I would suggest making those trips, and just hanging out with him in town. But keep an eye on him, don't let him be mobbed by too many as he could snap in fear.
Any farm supply stores/pet shops, if you have a groomer in the area you could go into, and training classes. They are great for socialization as well.
Make sure to have a pocket full of GREAT treats and give them to people to give to him, try to make meeting people the best thing ever.
If he is being fearful just ignore and continue to do what ever it is you are doing. It is hard but don't comfort him, no soft tones when afraid.
Just keep working at it and good luck.
Glad he is in a better situation. With your work he will come around.
 

Marrowshard

Well-Known Member
What Cody said. We also live out in the boondocks (though not as far as you do). I try to drive out to the next large-ish town at least once a week to take Eb to the park there. It's a small park, but there's a short "wilderness" trail for some solitude if she's having an off day and a playground. We try to hit the overcast days or go in the mornings when there won't be as many people with dogs there. It's much easier to handle her around the occassional dog-walker than with the hordes of after-school/work people. If there are kids in the playground, we'll usually chill out under the nearby pavillion and just kind of "people watch". Sometimes parents bring their kids over to pet the doggie, and in that relaxed setting she seems to do really well.

Set exercise -> In the forum posts about socializing a fearful dog, explain in one to three sentences why Marrowshard tries to go to the park on overcast days or in the mornings. The entries that follow play no part in the task.

Record set ->
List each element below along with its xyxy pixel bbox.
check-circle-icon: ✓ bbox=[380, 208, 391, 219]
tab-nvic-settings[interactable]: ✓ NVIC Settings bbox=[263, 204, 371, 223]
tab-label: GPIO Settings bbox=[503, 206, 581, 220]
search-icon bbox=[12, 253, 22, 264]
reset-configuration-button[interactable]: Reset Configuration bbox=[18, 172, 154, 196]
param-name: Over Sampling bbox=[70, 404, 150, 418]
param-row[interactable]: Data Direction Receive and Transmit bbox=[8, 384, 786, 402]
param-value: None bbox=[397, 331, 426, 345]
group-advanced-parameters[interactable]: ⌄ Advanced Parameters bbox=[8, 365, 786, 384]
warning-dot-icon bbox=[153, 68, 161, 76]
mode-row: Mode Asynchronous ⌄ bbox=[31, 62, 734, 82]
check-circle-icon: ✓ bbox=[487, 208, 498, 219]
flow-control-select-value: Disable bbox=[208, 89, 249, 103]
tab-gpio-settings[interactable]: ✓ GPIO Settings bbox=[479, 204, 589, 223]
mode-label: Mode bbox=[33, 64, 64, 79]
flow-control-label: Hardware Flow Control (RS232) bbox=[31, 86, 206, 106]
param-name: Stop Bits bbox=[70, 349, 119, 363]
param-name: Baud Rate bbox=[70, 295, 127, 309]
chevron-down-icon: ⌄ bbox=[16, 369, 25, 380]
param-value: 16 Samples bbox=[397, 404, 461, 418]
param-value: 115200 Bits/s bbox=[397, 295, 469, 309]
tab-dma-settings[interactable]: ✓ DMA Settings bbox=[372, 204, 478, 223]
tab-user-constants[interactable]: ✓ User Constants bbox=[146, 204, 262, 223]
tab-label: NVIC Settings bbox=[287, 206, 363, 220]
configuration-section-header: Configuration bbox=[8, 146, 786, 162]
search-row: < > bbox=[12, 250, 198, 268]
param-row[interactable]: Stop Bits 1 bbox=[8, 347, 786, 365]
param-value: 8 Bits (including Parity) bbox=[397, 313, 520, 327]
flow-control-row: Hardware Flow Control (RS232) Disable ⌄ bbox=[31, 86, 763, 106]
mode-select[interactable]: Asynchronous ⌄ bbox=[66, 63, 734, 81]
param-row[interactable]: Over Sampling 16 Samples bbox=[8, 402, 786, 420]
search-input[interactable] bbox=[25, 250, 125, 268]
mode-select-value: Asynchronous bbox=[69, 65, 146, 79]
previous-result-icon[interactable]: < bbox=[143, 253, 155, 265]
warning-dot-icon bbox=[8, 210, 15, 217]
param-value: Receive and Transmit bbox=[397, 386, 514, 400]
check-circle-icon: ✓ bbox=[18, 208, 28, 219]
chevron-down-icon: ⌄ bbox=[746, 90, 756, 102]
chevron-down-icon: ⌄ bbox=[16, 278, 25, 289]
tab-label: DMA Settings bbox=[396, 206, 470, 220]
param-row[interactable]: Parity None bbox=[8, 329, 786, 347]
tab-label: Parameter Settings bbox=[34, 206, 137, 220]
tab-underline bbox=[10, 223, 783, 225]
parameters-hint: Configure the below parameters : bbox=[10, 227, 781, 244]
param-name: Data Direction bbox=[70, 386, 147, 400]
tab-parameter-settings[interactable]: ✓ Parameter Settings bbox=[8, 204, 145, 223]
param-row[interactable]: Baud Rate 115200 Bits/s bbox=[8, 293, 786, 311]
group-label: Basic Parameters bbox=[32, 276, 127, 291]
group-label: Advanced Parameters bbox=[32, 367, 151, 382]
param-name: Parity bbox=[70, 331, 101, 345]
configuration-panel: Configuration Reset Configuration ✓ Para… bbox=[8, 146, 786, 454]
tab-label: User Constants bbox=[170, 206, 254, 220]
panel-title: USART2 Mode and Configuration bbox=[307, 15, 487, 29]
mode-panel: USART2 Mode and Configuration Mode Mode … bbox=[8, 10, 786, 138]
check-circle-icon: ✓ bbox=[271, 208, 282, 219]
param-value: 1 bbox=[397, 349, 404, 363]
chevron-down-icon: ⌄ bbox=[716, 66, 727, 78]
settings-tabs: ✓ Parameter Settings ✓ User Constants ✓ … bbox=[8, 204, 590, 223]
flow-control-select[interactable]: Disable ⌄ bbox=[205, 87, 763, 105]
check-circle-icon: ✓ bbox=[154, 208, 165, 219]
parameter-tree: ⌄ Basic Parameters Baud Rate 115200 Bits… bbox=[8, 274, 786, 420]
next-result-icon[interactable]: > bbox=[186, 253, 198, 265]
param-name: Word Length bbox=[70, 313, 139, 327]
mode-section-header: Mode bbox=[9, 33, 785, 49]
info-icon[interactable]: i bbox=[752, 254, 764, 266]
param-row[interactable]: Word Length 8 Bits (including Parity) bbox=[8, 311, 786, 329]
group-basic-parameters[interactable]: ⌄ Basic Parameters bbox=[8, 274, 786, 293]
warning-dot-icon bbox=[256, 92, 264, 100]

The reply -> At those times there won't be as many people with dogs at the park. Handling Eb around the occasional dog-walker is much easier than handling her around the hordes of after-school and after-work people.